> **EXERCISE OBJECTIVE**:
Give an exact copy of every line, leaving images out.

[A run of records]
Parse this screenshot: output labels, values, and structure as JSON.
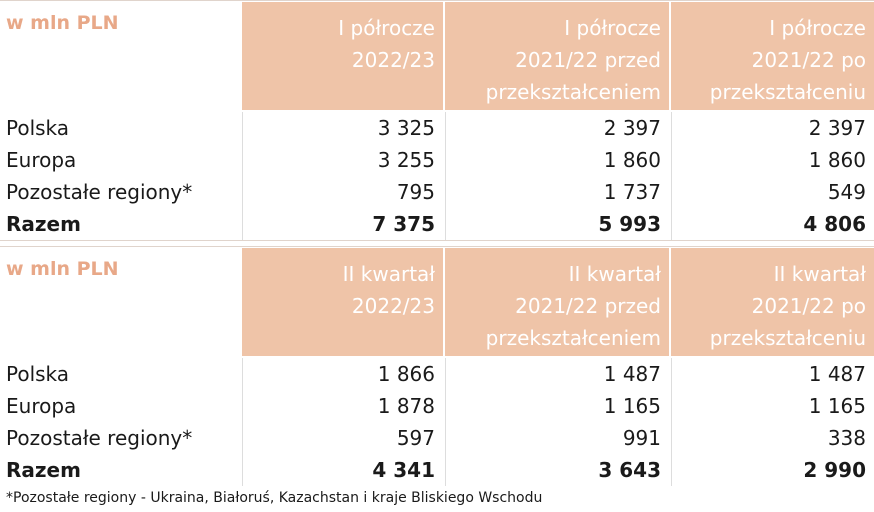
{
  "tables": [
    {
      "header": [
        [
          "w mln PLN"
        ],
        [
          "I półrocze",
          "2022/23"
        ],
        [
          "I półrocze",
          "2021/22 przed",
          "przekształceniem"
        ],
        [
          "I półrocze",
          "2021/22 po",
          "przekształceniu"
        ]
      ],
      "rows": [
        [
          "Polska",
          "3 325",
          "2 397",
          "2 397"
        ],
        [
          "Europa",
          "3 255",
          "1 860",
          "1 860"
        ],
        [
          "Pozostałe regiony*",
          "795",
          "1 737",
          "549"
        ],
        [
          "Razem",
          "7 375",
          "5 993",
          "4 806"
        ]
      ]
    },
    {
      "header": [
        [
          "w mln PLN"
        ],
        [
          "II kwartał",
          "2022/23"
        ],
        [
          "II kwartał",
          "2021/22 przed",
          "przekształceniem"
        ],
        [
          "II kwartał",
          "2021/22 po",
          "przekształceniu"
        ]
      ],
      "rows": [
        [
          "Polska",
          "1 866",
          "1 487",
          "1 487"
        ],
        [
          "Europa",
          "1 878",
          "1 165",
          "1 165"
        ],
        [
          "Pozostałe regiony*",
          "597",
          "991",
          "338"
        ],
        [
          "Razem",
          "4 341",
          "3 643",
          "2 990"
        ]
      ]
    }
  ],
  "footnote": "*Pozostałe regiony - Ukraina, Białoruś, Kazachstan i kraje Bliskiego Wschodu"
}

> **RESPONSE TO THE TASK**:
Parse this screenshot: output labels, values, and structure as JSON.
{
  "tables": [
    {
      "header": [
        [
          "w mln PLN"
        ],
        [
          "I półrocze",
          "2022/23"
        ],
        [
          "I półrocze",
          "2021/22 przed",
          "przekształceniem"
        ],
        [
          "I półrocze",
          "2021/22 po",
          "przekształceniu"
        ]
      ],
      "rows": [
        [
          "Polska",
          "3 325",
          "2 397",
          "2 397"
        ],
        [
          "Europa",
          "3 255",
          "1 860",
          "1 860"
        ],
        [
          "Pozostałe regiony*",
          "795",
          "1 737",
          "549"
        ],
        [
          "Razem",
          "7 375",
          "5 993",
          "4 806"
        ]
      ]
    },
    {
      "header": [
        [
          "w mln PLN"
        ],
        [
          "II kwartał",
          "2022/23"
        ],
        [
          "II kwartał",
          "2021/22 przed",
          "przekształceniem"
        ],
        [
          "II kwartał",
          "2021/22 po",
          "przekształceniu"
        ]
      ],
      "rows": [
        [
          "Polska",
          "1 866",
          "1 487",
          "1 487"
        ],
        [
          "Europa",
          "1 878",
          "1 165",
          "1 165"
        ],
        [
          "Pozostałe regiony*",
          "597",
          "991",
          "338"
        ],
        [
          "Razem",
          "4 341",
          "3 643",
          "2 990"
        ]
      ]
    }
  ],
  "footnote": "*Pozostałe regiony - Ukraina, Białoruś, Kazachstan i kraje Bliskiego Wschodu"
}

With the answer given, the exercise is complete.